─── GIVEN RECORDS ───

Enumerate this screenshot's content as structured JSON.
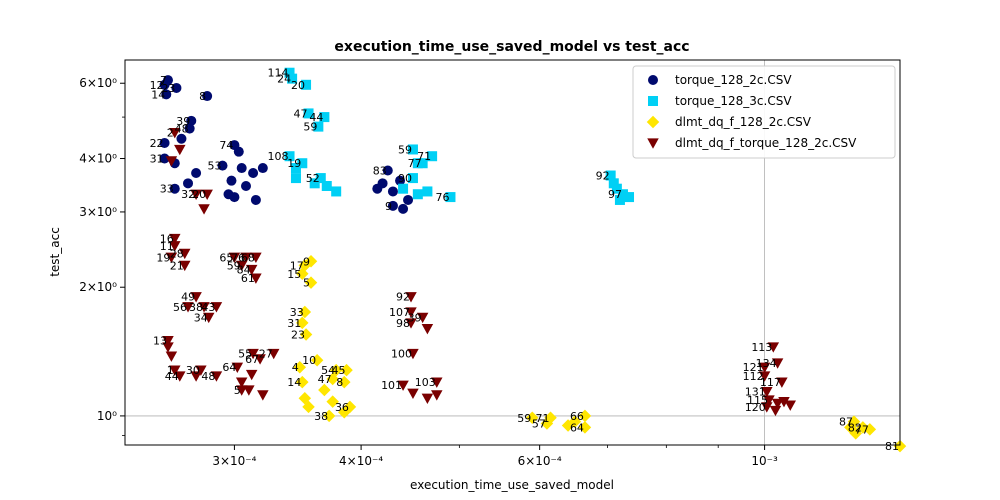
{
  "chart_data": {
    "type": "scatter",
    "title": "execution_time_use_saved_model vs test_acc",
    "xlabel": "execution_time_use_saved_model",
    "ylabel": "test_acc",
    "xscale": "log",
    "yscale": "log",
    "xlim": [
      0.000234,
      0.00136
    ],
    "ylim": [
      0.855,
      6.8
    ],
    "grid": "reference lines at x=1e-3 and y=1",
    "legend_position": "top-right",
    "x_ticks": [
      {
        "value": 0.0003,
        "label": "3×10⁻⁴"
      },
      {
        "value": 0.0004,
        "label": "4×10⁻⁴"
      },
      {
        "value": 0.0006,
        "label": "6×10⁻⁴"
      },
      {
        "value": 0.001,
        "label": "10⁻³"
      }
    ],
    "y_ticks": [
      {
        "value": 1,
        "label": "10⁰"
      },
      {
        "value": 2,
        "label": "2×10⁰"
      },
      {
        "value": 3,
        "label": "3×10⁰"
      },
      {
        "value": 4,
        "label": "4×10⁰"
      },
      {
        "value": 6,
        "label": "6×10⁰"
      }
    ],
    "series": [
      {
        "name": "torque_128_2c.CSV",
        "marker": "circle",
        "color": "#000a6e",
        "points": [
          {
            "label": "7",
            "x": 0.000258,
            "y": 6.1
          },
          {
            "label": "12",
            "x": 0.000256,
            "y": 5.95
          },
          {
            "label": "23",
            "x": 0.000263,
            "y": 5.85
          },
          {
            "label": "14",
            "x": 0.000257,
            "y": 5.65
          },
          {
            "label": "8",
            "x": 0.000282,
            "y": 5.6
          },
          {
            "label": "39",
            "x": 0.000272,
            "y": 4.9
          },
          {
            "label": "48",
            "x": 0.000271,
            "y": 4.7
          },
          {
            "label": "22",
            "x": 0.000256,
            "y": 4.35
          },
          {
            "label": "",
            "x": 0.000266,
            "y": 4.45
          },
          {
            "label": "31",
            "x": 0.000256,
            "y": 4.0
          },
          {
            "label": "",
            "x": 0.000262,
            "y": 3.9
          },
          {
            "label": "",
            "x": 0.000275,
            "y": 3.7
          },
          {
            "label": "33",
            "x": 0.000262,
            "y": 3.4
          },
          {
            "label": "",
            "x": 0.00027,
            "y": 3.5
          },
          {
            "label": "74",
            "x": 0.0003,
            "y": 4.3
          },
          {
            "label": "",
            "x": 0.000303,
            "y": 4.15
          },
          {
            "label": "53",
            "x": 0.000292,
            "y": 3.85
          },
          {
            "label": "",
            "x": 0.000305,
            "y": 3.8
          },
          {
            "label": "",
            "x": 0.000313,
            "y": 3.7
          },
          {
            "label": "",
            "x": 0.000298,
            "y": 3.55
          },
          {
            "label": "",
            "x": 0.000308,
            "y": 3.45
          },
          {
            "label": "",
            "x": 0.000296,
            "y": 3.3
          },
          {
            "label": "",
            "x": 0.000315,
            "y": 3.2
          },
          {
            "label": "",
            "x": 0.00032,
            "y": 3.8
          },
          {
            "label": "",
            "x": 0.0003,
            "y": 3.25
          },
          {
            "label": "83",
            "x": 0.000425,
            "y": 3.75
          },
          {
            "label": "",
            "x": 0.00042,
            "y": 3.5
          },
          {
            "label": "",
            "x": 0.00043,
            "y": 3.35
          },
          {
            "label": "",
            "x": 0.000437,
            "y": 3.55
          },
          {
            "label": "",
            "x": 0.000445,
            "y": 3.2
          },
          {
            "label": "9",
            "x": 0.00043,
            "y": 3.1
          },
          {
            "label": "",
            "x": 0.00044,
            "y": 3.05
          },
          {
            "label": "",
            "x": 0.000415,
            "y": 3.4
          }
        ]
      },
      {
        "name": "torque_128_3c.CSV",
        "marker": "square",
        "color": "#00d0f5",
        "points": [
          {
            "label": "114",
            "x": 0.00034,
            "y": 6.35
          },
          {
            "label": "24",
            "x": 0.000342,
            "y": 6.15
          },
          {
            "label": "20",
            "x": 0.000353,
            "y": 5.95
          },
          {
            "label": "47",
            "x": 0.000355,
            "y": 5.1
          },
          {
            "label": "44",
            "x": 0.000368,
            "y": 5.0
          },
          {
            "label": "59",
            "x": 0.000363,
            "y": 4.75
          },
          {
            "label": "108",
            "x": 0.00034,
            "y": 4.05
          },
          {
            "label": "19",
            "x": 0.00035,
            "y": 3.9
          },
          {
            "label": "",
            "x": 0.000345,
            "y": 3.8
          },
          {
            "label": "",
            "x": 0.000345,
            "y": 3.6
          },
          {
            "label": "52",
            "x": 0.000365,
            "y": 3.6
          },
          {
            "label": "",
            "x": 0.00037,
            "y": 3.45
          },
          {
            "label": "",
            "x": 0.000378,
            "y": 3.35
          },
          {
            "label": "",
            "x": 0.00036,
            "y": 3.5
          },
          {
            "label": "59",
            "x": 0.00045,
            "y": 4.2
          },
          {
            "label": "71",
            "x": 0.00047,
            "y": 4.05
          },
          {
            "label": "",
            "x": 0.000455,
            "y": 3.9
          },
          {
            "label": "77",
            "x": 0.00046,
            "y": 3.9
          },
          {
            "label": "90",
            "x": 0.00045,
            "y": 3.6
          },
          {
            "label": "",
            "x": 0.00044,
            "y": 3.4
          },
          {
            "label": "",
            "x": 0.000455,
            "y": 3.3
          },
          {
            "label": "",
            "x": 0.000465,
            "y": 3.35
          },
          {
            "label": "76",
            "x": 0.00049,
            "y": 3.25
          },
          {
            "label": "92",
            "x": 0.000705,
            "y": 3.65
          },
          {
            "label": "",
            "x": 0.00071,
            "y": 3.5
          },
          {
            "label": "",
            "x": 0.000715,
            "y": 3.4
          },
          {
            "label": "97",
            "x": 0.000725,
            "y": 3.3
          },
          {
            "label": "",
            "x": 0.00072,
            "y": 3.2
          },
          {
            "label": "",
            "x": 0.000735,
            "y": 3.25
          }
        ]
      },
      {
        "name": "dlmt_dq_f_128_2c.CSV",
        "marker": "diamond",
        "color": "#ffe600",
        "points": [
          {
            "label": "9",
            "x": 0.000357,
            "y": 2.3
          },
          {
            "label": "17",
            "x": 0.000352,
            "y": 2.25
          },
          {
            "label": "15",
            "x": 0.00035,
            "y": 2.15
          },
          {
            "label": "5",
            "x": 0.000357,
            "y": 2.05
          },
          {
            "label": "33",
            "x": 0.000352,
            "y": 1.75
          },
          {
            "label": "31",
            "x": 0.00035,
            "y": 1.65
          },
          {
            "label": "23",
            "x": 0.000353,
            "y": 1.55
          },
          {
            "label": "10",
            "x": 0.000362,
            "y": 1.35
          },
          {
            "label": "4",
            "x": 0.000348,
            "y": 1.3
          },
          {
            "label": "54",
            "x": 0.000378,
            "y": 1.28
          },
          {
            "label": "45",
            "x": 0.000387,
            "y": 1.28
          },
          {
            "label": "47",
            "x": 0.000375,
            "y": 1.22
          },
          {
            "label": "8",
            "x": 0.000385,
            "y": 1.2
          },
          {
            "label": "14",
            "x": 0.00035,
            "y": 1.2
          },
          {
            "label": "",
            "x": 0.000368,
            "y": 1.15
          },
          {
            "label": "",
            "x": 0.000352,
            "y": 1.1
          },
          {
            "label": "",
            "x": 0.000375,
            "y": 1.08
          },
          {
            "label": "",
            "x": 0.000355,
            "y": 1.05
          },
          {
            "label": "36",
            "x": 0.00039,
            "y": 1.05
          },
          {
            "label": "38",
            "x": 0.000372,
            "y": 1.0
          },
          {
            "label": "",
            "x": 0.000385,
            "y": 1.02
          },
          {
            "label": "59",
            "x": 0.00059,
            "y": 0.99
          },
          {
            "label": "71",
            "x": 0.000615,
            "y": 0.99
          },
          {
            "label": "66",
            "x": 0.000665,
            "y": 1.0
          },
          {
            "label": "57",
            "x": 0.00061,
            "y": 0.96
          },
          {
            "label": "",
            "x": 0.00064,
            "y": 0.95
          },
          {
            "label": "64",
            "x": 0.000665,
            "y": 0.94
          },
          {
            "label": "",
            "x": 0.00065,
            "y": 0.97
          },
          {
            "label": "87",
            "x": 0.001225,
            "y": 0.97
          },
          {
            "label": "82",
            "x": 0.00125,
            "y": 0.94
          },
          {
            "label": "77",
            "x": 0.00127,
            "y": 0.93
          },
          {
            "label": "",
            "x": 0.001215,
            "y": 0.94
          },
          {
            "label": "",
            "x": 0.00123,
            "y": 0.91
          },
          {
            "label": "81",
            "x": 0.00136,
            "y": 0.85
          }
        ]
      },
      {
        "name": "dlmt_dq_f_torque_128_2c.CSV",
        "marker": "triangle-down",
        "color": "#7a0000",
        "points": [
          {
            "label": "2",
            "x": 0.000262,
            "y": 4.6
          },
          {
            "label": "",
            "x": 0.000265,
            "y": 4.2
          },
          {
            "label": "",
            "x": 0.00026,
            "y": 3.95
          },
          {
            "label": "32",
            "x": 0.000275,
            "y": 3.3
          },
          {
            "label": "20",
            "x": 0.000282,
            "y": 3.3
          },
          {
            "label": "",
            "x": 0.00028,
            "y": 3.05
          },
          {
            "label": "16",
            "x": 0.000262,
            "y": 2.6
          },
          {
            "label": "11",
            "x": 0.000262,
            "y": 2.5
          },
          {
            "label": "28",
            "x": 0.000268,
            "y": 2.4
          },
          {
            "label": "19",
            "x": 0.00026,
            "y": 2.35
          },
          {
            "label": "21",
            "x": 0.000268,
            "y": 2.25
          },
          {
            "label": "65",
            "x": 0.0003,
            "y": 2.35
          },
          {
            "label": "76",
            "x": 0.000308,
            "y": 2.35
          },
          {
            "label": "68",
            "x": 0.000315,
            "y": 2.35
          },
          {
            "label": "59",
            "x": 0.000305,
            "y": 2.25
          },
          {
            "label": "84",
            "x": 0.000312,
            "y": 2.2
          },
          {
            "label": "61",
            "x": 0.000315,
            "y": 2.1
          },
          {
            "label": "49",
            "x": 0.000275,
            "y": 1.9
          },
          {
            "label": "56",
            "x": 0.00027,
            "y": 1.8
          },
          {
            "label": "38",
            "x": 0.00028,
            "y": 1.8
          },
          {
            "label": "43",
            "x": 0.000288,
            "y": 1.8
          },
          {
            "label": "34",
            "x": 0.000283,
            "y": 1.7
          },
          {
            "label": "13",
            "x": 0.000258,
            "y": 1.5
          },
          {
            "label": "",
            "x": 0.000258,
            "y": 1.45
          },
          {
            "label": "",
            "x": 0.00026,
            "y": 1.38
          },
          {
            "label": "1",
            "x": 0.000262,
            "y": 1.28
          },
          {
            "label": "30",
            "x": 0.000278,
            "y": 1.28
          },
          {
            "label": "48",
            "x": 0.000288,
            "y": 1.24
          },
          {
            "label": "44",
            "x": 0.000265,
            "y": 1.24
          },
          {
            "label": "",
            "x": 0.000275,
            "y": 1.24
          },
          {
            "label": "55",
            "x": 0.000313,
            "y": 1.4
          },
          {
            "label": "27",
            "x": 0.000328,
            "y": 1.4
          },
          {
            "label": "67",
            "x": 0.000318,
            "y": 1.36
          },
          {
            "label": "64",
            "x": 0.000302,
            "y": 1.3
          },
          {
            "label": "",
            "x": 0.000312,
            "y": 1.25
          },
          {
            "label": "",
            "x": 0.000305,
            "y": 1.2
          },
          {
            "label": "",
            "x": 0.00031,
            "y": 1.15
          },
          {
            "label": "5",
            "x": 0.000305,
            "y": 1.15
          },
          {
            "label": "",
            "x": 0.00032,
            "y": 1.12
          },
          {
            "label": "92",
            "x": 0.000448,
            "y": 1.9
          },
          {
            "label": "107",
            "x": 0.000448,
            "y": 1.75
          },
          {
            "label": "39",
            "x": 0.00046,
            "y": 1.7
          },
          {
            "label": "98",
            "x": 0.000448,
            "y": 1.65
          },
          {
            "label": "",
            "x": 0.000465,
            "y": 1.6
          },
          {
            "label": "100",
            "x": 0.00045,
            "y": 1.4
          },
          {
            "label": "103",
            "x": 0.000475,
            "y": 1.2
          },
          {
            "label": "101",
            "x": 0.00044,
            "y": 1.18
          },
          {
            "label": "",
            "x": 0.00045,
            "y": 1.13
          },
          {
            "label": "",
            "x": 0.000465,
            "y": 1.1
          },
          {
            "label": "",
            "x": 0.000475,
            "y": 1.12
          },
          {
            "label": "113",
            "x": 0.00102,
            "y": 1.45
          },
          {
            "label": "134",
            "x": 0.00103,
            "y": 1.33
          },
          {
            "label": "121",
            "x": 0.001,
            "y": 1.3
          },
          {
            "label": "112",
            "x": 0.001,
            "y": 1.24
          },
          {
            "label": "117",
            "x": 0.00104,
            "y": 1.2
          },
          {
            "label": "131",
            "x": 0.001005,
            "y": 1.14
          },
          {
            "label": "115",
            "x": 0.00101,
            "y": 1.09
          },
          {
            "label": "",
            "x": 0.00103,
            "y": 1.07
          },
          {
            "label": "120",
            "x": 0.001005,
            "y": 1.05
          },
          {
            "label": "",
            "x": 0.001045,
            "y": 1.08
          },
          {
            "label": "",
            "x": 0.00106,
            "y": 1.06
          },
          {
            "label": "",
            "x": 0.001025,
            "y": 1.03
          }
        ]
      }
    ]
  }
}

───

* _CHALLENGE_
Tally up how many lines in the preceding listing contain the word "marker". Give nothing but the number.

* _RESPONSE TO THIS TASK_
4